Exercise details:
Scan the records for the word "sweet". Copy each line that includes it.

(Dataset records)
-.-.-

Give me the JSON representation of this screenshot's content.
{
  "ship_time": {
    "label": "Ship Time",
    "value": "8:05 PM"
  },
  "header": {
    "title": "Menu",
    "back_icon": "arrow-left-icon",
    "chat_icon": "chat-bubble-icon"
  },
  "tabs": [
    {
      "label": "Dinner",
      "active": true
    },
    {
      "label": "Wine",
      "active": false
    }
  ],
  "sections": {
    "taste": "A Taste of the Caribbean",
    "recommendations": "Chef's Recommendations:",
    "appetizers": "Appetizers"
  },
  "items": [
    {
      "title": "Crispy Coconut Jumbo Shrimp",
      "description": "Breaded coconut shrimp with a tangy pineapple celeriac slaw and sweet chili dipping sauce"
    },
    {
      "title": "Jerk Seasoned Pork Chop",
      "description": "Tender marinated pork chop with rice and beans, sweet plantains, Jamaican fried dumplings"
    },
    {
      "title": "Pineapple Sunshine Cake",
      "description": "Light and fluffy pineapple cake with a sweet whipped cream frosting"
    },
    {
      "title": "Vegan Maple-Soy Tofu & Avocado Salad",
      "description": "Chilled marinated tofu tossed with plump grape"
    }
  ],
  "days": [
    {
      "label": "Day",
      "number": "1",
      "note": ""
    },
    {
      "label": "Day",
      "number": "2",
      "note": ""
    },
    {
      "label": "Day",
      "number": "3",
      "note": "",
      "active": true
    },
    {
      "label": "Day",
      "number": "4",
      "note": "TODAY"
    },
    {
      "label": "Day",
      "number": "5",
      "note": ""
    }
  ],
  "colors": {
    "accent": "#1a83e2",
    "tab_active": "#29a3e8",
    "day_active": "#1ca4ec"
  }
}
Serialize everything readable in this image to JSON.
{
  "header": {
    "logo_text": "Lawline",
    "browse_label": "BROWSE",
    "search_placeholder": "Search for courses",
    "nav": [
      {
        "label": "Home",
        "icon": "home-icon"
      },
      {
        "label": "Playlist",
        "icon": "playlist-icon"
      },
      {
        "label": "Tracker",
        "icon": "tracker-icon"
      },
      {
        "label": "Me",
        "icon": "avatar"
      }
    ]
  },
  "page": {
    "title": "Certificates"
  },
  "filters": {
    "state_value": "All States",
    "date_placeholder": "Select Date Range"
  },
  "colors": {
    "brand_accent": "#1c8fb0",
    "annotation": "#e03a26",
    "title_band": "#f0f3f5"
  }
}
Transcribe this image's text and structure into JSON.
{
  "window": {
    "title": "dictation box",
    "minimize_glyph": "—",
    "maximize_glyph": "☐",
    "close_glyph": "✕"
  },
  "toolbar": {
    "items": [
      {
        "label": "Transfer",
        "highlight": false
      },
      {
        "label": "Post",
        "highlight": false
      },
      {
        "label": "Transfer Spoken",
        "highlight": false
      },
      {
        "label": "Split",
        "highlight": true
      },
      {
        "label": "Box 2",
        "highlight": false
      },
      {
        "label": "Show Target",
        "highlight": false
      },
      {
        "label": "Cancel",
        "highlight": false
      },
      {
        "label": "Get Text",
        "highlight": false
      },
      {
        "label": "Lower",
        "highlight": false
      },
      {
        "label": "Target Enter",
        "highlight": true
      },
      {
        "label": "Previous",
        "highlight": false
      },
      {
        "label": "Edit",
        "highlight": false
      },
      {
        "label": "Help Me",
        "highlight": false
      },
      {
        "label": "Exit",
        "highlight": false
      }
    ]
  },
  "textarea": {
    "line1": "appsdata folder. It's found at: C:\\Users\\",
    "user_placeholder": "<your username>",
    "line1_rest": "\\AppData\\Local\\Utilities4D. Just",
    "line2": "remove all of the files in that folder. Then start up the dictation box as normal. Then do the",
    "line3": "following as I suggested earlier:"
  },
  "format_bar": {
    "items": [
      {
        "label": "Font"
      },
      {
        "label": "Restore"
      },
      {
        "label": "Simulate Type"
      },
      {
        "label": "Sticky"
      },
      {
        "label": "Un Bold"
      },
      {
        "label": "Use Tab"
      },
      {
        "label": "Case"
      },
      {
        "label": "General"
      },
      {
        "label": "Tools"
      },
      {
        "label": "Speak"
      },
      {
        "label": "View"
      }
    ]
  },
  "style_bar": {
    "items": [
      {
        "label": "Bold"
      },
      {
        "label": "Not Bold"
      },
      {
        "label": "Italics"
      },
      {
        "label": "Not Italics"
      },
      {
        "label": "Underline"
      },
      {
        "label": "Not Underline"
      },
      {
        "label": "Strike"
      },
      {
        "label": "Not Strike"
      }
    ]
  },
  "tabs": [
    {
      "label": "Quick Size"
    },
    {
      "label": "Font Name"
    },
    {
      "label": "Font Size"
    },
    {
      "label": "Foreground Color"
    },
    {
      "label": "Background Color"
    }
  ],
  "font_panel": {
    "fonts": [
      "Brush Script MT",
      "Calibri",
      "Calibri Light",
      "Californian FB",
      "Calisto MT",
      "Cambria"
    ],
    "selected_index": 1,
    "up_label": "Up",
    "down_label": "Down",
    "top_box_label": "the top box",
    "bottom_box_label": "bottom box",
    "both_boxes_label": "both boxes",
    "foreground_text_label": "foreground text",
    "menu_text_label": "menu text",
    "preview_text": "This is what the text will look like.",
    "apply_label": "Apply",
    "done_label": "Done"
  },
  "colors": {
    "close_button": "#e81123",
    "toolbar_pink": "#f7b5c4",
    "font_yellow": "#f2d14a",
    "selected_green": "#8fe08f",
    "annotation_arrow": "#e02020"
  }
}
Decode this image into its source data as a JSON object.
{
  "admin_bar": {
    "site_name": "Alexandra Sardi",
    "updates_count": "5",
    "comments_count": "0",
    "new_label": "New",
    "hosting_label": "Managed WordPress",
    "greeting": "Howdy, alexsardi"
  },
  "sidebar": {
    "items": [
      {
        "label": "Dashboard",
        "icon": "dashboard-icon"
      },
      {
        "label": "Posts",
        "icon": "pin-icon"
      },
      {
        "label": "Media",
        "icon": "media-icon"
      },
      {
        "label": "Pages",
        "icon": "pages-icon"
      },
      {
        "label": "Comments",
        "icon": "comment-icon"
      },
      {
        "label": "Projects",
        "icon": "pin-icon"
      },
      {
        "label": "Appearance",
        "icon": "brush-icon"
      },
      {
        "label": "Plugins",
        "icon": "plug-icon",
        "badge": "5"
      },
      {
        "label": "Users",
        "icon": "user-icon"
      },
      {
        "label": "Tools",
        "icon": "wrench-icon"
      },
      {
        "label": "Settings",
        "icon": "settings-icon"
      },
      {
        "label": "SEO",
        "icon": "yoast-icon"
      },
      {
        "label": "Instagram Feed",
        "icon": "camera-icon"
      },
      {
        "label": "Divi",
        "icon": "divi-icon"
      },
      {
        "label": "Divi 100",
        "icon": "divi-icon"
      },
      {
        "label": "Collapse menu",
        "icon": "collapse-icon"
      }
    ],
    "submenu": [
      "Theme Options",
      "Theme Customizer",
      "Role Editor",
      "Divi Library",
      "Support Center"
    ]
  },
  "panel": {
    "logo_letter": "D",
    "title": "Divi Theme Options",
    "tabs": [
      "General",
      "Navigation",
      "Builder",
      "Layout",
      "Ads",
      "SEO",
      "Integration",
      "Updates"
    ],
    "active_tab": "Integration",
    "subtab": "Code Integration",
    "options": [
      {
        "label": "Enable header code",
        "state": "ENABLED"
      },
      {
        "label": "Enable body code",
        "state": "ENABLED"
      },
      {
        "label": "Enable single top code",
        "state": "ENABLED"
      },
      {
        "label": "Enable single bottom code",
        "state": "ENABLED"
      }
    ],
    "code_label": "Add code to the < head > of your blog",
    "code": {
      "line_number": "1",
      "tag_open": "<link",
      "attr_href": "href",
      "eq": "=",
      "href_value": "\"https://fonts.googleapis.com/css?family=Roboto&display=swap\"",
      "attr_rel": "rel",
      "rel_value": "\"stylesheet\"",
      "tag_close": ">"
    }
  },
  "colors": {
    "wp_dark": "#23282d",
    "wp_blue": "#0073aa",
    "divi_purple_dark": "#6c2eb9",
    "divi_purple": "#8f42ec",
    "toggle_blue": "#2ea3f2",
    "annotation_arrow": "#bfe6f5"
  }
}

-.-.-

Answer to this task:
      "description": "Breaded coconut shrimp with a tangy pineapple celeriac slaw and sweet chili dipping sauce"
      "description": "Tender marinated pork chop with rice and beans, sweet plantains, Jamaican fried dumplings"
      "description": "Light and fluffy pineapple cake with a sweet whipped cream frosting"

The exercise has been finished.